Information provided

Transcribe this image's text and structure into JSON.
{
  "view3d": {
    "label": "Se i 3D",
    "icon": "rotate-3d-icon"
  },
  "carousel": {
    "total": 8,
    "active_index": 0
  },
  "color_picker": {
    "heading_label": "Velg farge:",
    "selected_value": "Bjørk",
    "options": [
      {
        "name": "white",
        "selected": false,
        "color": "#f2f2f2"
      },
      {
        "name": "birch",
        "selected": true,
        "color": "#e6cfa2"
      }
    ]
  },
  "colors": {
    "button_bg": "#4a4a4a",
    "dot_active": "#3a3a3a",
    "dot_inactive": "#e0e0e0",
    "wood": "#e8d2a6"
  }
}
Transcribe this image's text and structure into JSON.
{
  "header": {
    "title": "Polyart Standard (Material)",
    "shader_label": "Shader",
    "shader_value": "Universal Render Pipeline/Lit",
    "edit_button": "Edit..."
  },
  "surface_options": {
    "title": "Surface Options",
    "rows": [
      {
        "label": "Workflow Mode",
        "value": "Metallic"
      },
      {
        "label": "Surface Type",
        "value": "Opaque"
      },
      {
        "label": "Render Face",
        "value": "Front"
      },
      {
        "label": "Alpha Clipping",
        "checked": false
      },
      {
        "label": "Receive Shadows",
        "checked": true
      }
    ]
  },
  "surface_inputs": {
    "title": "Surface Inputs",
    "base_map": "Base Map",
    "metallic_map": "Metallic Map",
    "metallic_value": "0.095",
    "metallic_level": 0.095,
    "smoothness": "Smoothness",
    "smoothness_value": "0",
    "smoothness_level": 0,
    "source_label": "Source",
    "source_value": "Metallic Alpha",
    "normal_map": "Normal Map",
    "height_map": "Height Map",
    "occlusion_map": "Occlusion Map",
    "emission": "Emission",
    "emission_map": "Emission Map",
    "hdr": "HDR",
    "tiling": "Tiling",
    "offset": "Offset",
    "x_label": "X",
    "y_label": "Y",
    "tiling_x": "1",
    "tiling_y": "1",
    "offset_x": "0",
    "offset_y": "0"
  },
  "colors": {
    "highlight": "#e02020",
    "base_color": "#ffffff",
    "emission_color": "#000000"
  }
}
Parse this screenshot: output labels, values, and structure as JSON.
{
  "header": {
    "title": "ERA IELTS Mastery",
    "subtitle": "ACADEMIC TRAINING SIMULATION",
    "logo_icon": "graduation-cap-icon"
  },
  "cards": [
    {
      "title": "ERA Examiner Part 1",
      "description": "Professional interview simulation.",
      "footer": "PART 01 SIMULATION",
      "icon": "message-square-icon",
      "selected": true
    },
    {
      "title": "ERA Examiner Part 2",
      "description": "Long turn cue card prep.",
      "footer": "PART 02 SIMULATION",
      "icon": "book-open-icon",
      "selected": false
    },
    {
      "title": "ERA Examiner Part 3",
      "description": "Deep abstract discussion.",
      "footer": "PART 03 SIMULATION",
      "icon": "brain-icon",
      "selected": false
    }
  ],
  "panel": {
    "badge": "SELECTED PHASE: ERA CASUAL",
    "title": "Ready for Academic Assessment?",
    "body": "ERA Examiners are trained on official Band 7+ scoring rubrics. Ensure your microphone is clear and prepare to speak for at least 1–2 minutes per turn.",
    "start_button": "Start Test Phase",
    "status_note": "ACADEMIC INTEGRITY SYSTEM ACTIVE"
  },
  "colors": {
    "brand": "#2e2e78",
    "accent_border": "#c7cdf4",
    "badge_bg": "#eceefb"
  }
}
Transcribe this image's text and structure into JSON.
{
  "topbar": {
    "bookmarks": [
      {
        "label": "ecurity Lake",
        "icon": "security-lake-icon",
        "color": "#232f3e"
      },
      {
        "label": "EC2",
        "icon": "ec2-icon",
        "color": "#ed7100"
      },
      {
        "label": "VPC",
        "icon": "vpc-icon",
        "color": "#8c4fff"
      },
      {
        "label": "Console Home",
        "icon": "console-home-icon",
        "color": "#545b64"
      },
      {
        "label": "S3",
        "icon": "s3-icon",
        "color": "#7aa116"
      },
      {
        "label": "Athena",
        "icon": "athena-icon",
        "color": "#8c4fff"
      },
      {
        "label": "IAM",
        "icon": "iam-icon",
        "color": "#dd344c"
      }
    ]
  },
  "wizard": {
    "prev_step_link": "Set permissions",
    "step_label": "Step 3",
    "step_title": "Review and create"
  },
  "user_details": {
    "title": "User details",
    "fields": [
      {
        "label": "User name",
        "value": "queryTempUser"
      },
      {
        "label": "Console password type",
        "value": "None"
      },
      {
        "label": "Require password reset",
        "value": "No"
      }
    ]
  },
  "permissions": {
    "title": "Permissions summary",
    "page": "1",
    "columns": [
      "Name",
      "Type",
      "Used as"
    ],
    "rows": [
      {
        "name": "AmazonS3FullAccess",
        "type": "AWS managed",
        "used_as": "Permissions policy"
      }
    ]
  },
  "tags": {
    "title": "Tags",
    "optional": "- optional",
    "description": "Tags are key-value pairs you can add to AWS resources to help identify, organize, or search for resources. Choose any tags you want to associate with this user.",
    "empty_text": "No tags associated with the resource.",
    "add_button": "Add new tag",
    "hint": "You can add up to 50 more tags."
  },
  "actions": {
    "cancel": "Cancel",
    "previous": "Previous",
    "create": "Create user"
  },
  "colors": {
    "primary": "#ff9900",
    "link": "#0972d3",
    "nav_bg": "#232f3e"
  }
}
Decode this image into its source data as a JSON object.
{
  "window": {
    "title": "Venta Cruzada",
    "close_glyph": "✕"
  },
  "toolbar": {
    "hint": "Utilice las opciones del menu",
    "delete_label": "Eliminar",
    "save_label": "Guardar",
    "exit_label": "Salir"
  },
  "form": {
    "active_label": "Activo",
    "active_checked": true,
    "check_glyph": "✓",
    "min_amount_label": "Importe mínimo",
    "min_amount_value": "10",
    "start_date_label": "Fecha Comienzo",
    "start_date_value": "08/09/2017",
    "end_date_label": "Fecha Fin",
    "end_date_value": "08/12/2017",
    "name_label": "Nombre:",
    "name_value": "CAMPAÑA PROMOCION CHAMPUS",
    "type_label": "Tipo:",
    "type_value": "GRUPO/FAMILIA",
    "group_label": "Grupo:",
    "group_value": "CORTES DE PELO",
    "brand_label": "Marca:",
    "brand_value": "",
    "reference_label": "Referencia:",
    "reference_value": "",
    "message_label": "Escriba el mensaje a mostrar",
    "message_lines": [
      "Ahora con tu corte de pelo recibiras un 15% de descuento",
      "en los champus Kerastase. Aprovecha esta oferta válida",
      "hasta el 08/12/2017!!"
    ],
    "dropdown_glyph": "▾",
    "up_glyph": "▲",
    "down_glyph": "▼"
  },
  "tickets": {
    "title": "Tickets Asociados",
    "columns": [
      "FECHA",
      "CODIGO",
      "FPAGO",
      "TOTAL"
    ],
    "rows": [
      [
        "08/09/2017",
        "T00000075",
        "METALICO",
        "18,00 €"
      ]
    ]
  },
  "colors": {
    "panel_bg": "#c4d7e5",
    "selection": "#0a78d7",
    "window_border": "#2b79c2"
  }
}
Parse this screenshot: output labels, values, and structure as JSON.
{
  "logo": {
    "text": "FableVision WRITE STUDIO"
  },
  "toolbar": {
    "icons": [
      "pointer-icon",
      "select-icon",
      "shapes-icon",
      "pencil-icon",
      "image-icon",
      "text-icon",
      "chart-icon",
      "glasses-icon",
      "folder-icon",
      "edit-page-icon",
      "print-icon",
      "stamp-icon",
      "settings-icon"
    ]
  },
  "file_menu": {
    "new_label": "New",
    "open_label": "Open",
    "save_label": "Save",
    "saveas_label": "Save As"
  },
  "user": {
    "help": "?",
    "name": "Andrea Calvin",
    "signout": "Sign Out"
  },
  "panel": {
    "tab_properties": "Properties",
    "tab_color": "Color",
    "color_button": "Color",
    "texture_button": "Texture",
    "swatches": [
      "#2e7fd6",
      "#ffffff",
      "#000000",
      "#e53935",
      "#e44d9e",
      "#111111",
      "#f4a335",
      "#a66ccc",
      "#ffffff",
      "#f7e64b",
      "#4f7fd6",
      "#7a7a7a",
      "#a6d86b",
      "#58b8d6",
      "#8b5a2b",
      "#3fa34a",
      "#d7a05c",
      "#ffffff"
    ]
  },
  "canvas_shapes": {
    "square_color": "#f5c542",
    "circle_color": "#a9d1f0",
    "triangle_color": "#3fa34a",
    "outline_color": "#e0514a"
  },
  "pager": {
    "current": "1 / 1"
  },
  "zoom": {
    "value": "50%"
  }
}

Goal of the exercise
Pick out all lines from the data above in which the word "hint" appears.

The answer
    "hint": "You can add up to 50 more tags."
    "hint": "Utilice las opciones del menu",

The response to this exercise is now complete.